**Set task**
Transcribe all the records exactly and omit any images they hold.

Recorded data:
● ● ●
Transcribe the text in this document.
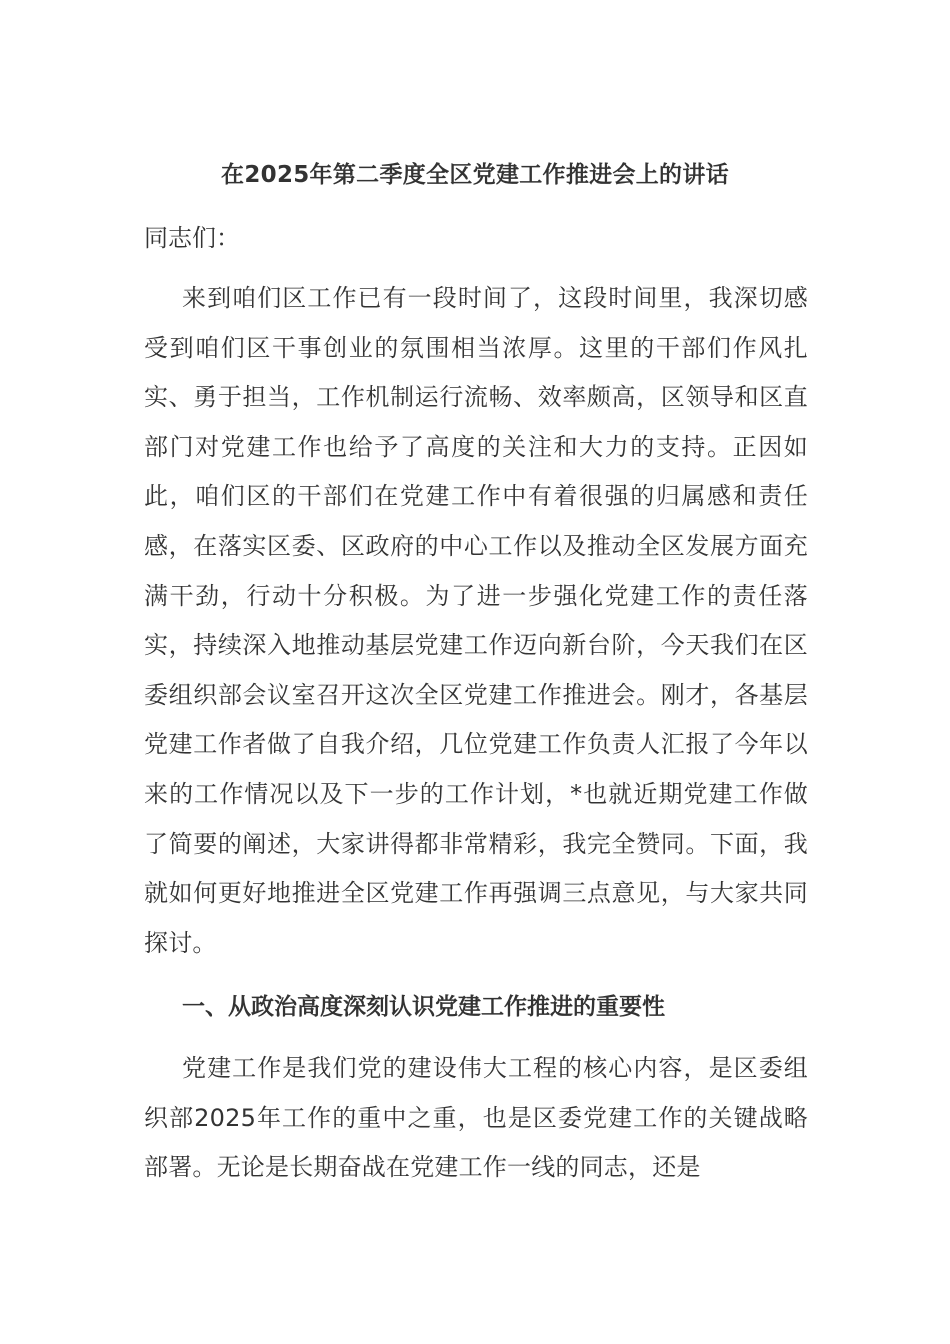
在2025年第二季度全区党建工作推进会上的讲话
同志们：

来到咱们区工作已有一段时间了，这段时间里，我深切感受到咱们区干事创业的氛围相当浓厚。这里的干部们作风扎实、勇于担当，工作机制运行流畅、效率颇高，区领导和区直部门对党建工作也给予了高度的关注和大力的支持。正因如此，咱们区的干部们在党建工作中有着很强的归属感和责任感，在落实区委、区政府的中心工作以及推动全区发展方面充满干劲，行动十分积极。为了进一步强化党建工作的责任落实，持续深入地推动基层党建工作迈向新台阶，今天我们在区委组织部会议室召开这次全区党建工作推进会。刚才，各基层党建工作者做了自我介绍，几位党建工作负责人汇报了今年以来的工作情况以及下一步的工作计划，*也就近期党建工作做了简要的阐述，大家讲得都非常精彩，我完全赞同。下面，我就如何更好地推进全区党建工作再强调三点意见，与大家共同探讨。

一、从政治高度深刻认识党建工作推进的重要性

党建工作是我们党的建设伟大工程的核心内容，是区委组织部2025年工作的重中之重，也是区委党建工作的关键战略部署。无论是长期奋战在党建工作一线的同志，还是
● ● ●
**Solution**
Transcribe the text in this document.
在2025年第二季度全区党建工作推进会上的讲话
同志们：

来到咱们区工作已有一段时间了，这段时间里，我深切感受到咱们区干事创业的氛围相当浓厚。这里的干部们作风扎实、勇于担当，工作机制运行流畅、效率颇高，区领导和区直部门对党建工作也给予了高度的关注和大力的支持。正因如此，咱们区的干部们在党建工作中有着很强的归属感和责任感，在落实区委、区政府的中心工作以及推动全区发展方面充满干劲，行动十分积极。为了进一步强化党建工作的责任落实，持续深入地推动基层党建工作迈向新台阶，今天我们在区委组织部会议室召开这次全区党建工作推进会。刚才，各基层党建工作者做了自我介绍，几位党建工作负责人汇报了今年以来的工作情况以及下一步的工作计划，*也就近期党建工作做了简要的阐述，大家讲得都非常精彩，我完全赞同。下面，我就如何更好地推进全区党建工作再强调三点意见，与大家共同探讨。

一、从政治高度深刻认识党建工作推进的重要性

党建工作是我们党的建设伟大工程的核心内容，是区委组织部2025年工作的重中之重，也是区委党建工作的关键战略部署。无论是长期奋战在党建工作一线的同志，还是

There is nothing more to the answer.